Reproduce each line of the material exactly, minus any picture.

>>>>>

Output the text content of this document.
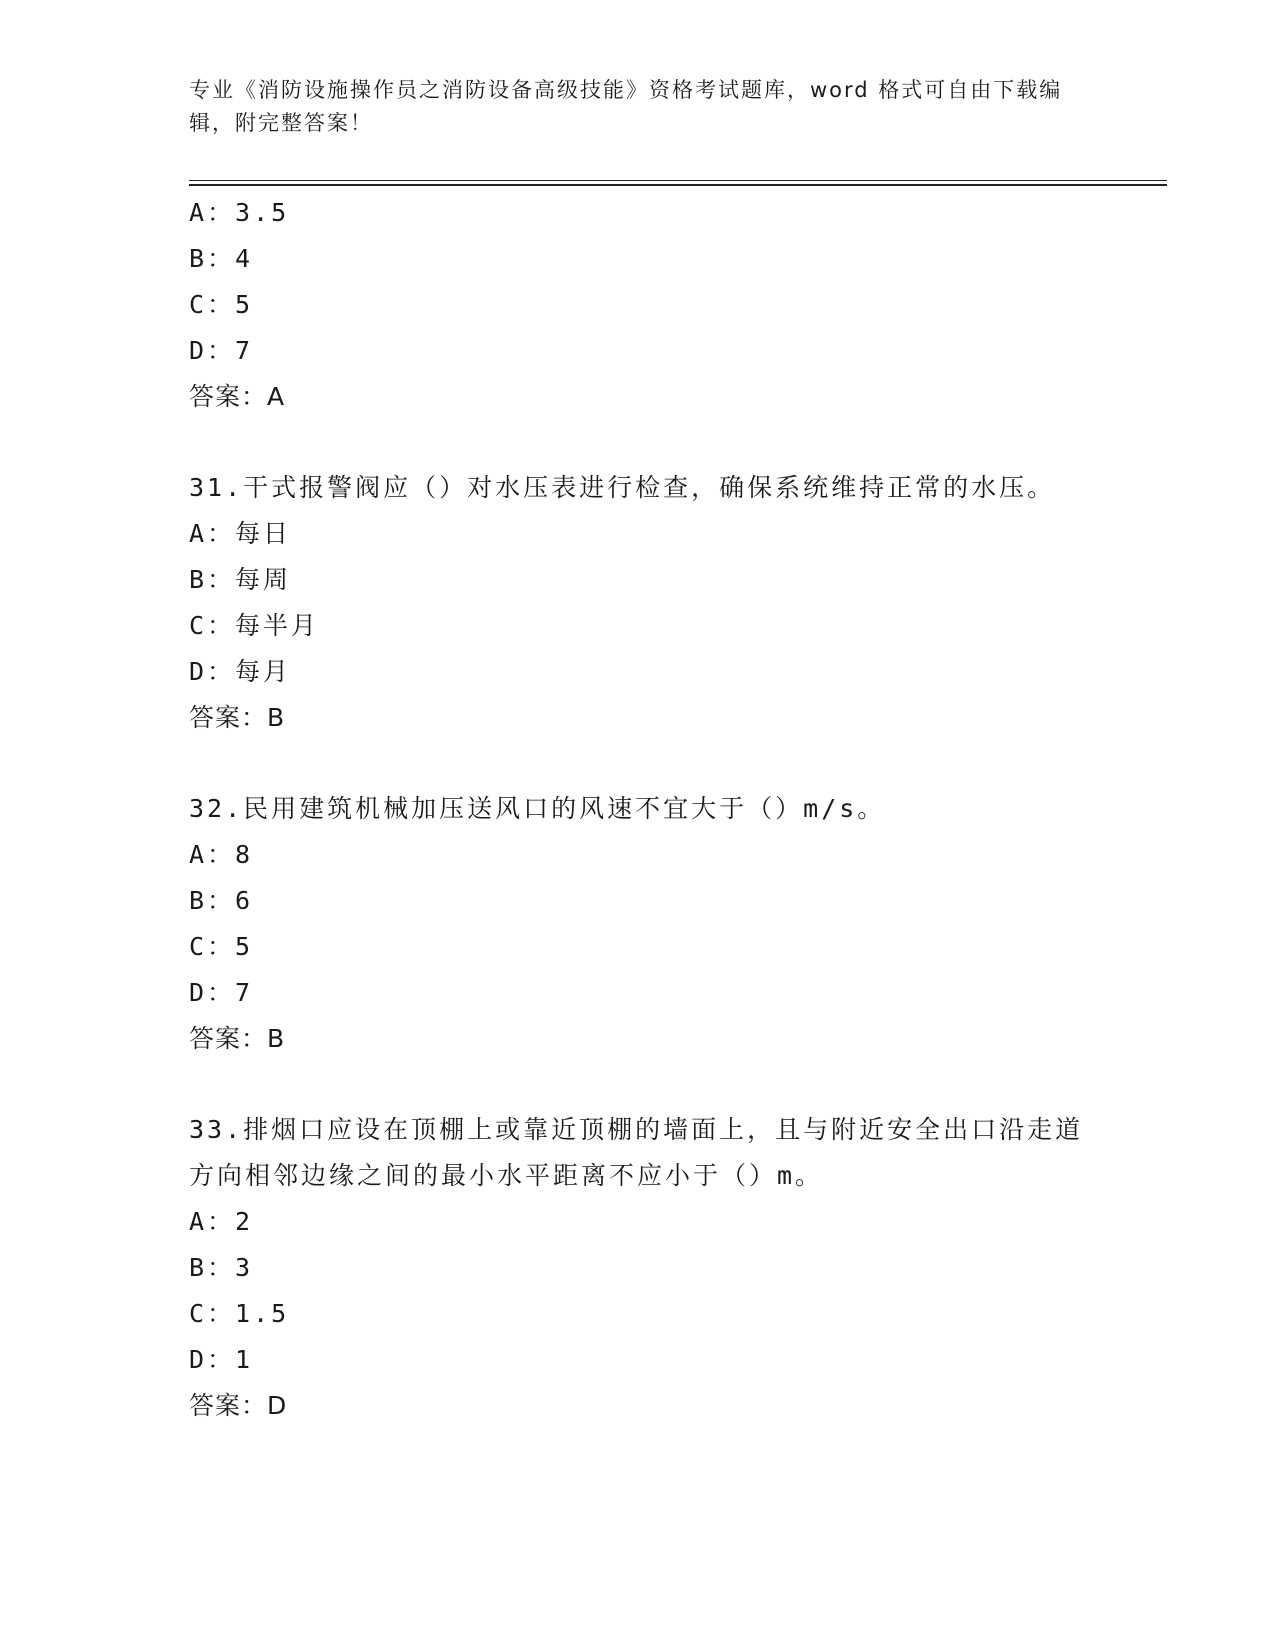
专业《消防设施操作员之消防设备高级技能》资格考试题库，word 格式可自由下载编辑，附完整答案！
A：3.5
B：4
C：5
D：7
答案：A
31.干式报警阀应（）对水压表进行检查，确保系统维持正常的水压。
A：每日
B：每周
C：每半月
D：每月
答案：B
32.民用建筑机械加压送风口的风速不宜大于（）m/s。
A：8
B：6
C：5
D：7
答案：B
33.排烟口应设在顶棚上或靠近顶棚的墙面上，且与附近安全出口沿走道方向相邻边缘之间的最小水平距离不应小于（）m。
A：2
B：3
C：1.5
D：1
答案：D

<<<<<

RESPONSE TO THIS TASK
Output the text content of this document.
专业《消防设施操作员之消防设备高级技能》资格考试题库，word 格式可自由下载编辑，附完整答案！
A：3.5
B：4
C：5
D：7
答案：A
31.干式报警阀应（）对水压表进行检查，确保系统维持正常的水压。
A：每日
B：每周
C：每半月
D：每月
答案：B
32.民用建筑机械加压送风口的风速不宜大于（）m/s。
A：8
B：6
C：5
D：7
答案：B
33.排烟口应设在顶棚上或靠近顶棚的墙面上，且与附近安全出口沿走道方向相邻边缘之间的最小水平距离不应小于（）m。
A：2
B：3
C：1.5
D：1
答案：D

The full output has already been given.